-------- Stored data

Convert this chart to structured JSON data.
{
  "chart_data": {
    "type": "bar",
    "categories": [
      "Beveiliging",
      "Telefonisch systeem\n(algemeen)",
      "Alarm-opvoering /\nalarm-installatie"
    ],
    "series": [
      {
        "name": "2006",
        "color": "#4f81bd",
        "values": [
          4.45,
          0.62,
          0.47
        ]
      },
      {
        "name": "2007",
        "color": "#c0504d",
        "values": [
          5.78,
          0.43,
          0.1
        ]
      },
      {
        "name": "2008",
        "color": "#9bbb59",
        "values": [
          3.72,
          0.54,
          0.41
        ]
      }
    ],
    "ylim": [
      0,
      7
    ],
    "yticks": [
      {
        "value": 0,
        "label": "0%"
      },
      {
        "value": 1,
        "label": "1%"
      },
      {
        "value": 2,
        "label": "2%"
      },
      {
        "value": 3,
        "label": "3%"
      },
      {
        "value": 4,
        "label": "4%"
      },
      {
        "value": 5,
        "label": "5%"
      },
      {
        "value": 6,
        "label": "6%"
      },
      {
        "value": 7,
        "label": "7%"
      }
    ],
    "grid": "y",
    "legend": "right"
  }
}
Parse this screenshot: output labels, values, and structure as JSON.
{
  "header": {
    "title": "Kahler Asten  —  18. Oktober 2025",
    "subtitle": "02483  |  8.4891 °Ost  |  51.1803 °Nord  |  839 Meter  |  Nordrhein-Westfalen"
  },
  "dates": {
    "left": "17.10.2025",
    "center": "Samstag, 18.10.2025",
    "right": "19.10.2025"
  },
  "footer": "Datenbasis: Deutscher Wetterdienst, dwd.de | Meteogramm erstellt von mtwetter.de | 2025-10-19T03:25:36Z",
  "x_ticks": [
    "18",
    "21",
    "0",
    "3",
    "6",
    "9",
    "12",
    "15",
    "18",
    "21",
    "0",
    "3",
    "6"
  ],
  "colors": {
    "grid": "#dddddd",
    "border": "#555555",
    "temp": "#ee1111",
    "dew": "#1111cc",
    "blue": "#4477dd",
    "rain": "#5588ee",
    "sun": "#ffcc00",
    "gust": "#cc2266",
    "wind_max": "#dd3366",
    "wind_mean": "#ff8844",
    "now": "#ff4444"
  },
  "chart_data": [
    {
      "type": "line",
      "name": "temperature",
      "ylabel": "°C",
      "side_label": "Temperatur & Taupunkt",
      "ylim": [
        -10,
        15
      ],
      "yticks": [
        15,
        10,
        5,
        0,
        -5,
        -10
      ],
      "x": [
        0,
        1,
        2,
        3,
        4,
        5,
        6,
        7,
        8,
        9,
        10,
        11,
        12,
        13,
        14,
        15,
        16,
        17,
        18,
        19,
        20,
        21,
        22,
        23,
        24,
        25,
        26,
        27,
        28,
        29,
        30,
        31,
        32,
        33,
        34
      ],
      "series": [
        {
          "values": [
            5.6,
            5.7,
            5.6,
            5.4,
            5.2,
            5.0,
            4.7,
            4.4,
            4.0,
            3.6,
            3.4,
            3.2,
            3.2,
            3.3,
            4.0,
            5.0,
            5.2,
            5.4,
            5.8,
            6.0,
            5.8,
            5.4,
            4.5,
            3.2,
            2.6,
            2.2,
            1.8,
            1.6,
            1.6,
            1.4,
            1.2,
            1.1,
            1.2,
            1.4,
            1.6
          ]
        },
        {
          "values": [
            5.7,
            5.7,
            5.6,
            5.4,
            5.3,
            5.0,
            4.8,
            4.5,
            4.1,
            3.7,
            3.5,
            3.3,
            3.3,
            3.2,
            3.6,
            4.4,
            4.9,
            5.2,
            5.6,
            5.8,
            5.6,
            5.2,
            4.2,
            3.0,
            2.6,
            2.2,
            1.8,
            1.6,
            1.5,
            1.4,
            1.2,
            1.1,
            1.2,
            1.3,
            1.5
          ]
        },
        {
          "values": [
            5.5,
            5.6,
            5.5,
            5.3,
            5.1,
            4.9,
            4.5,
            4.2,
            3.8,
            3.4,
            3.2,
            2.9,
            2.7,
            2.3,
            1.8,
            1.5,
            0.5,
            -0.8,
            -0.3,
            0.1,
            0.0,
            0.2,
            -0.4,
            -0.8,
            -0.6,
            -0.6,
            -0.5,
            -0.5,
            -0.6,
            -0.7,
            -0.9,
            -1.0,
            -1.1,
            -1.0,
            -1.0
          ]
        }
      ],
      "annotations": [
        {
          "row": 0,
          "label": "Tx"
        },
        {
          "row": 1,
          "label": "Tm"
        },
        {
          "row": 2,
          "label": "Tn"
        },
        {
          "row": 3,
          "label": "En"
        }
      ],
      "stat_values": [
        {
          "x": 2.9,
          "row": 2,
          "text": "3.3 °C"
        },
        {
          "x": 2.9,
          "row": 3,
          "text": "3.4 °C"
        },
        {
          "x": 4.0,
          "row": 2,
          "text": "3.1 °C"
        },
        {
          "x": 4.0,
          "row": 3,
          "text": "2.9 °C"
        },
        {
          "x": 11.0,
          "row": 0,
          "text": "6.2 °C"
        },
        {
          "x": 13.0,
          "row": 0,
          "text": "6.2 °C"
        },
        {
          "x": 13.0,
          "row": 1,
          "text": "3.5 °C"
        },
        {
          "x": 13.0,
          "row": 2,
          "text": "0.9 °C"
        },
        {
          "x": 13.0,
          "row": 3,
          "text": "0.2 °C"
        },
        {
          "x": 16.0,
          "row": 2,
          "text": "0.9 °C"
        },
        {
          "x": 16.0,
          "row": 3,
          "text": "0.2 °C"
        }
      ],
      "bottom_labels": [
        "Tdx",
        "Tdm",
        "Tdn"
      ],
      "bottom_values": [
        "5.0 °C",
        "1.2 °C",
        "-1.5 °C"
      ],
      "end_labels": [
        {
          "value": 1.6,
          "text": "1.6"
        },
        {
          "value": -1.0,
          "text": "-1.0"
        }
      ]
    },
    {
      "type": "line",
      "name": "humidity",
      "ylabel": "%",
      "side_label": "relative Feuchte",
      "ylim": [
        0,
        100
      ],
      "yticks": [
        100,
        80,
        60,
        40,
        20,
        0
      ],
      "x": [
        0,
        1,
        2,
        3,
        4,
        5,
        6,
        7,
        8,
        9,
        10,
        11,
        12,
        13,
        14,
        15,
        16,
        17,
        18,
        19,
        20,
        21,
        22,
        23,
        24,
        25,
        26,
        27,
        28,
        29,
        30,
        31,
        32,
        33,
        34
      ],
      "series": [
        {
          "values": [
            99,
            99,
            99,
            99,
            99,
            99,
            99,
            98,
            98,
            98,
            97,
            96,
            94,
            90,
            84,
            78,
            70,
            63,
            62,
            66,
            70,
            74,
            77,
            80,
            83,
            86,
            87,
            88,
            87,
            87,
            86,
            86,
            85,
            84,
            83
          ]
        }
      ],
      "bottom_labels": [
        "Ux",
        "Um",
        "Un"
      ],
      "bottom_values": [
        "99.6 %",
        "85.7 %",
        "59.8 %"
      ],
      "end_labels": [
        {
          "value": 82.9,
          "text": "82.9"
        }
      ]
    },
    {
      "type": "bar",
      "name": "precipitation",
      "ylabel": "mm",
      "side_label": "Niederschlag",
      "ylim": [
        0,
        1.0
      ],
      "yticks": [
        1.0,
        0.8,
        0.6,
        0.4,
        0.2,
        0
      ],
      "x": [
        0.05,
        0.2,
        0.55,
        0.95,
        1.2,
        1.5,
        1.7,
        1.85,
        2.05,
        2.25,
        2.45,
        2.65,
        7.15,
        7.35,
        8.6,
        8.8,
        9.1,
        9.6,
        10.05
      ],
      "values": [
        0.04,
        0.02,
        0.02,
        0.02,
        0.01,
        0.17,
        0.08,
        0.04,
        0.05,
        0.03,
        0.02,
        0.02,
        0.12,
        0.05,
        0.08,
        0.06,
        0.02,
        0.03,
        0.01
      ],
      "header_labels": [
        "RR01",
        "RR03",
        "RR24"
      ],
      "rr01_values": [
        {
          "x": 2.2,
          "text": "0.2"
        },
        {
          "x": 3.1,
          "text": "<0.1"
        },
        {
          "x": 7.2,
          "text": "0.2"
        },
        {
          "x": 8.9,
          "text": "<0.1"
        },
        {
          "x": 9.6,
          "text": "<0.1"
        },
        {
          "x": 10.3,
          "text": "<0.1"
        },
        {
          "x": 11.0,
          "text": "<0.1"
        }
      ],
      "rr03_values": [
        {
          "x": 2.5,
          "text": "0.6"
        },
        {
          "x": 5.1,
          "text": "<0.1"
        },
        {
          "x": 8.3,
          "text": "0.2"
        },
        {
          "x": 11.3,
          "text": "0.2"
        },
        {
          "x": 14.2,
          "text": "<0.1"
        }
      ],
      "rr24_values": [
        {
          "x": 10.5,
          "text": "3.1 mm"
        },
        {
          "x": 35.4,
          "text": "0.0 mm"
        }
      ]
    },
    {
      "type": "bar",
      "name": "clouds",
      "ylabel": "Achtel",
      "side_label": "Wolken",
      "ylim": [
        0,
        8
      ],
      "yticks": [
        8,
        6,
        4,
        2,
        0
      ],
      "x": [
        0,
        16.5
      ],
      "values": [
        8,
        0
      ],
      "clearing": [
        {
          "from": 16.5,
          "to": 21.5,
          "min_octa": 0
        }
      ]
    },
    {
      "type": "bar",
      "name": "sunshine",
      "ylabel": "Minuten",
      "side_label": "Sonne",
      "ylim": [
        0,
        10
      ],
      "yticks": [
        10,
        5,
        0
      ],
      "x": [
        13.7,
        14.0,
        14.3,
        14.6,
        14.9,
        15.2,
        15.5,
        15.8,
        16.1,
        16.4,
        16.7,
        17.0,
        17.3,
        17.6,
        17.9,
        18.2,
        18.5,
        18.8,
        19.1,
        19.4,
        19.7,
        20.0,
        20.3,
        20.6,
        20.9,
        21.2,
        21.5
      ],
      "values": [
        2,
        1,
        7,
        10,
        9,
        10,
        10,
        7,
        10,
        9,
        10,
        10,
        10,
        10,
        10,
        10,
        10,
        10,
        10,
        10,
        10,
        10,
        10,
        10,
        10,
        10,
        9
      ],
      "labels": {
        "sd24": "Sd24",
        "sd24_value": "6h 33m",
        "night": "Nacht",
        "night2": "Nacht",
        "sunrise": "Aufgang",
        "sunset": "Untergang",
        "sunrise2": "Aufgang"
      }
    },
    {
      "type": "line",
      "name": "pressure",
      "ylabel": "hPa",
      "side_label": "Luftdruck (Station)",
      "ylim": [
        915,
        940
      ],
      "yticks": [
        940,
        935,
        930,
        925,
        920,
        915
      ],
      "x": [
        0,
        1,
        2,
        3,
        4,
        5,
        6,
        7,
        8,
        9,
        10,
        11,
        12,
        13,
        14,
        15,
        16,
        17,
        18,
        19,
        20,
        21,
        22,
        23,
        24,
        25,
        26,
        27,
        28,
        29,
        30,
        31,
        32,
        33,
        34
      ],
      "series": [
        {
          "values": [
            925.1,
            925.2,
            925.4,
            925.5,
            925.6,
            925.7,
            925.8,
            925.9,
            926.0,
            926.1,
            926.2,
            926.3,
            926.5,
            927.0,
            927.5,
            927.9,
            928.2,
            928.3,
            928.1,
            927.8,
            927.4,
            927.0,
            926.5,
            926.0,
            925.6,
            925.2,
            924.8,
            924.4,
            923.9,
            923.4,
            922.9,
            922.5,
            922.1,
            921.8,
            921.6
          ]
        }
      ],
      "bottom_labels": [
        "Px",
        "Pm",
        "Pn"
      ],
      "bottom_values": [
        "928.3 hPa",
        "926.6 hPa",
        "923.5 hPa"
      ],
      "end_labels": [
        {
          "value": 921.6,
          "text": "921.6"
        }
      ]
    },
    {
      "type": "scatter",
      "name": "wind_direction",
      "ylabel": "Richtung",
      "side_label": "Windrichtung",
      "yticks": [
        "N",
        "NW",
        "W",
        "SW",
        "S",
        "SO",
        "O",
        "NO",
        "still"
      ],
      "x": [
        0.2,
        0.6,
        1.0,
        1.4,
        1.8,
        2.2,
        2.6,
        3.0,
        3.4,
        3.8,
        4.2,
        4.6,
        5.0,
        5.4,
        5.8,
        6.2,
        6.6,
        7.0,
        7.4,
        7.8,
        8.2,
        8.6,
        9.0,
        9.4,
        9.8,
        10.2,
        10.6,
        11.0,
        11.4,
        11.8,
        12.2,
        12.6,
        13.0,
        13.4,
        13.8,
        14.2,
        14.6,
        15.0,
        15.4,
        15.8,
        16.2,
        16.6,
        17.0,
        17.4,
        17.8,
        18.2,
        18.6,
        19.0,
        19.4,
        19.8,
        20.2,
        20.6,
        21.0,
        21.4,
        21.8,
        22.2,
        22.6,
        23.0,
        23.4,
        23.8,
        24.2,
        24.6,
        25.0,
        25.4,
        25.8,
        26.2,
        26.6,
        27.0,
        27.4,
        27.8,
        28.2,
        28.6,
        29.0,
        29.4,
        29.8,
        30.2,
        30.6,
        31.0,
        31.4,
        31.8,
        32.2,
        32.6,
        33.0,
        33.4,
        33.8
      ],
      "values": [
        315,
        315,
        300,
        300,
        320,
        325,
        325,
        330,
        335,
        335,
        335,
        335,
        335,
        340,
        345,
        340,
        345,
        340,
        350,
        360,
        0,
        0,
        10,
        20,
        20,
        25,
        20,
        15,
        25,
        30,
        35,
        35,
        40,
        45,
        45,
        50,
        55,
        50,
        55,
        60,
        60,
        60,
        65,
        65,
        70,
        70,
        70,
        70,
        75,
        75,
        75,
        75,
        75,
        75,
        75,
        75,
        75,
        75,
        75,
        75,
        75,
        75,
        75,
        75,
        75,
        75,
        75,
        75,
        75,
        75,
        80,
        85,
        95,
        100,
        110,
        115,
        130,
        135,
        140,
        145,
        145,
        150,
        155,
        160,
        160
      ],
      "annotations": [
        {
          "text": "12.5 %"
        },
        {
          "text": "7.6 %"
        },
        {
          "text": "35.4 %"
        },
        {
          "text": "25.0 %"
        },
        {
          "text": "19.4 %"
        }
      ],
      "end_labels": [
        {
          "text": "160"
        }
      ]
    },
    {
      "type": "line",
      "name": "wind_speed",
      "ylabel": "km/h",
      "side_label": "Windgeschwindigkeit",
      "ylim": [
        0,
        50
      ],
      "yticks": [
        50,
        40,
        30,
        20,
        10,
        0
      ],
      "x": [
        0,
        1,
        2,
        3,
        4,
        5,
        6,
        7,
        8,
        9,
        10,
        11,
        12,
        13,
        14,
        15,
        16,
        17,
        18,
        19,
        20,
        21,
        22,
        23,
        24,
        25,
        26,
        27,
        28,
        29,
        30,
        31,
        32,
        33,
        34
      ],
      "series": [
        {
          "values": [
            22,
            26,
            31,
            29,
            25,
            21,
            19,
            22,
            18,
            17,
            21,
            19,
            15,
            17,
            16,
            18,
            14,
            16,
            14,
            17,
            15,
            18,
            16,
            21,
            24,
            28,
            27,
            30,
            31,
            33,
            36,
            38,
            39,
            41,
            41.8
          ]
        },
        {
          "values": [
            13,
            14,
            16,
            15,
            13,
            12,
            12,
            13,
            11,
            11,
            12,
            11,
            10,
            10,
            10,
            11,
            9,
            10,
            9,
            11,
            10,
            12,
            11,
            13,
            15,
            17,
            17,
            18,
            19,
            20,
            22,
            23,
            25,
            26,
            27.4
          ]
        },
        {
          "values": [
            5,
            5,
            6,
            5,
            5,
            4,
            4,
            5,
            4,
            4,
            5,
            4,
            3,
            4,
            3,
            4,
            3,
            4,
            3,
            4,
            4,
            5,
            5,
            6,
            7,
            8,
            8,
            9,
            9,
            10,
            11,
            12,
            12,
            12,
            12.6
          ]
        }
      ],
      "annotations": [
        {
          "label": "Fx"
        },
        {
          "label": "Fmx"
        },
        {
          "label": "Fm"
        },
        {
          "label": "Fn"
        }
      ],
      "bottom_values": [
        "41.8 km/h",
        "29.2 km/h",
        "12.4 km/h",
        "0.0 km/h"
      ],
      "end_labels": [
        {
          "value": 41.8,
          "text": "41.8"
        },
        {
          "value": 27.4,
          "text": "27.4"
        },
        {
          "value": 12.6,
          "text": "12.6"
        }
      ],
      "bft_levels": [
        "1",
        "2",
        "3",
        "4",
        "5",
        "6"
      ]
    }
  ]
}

----------------

**What you need to do:**
Give only the count of lines in which the string "name" appears.

**Exercise output:**
11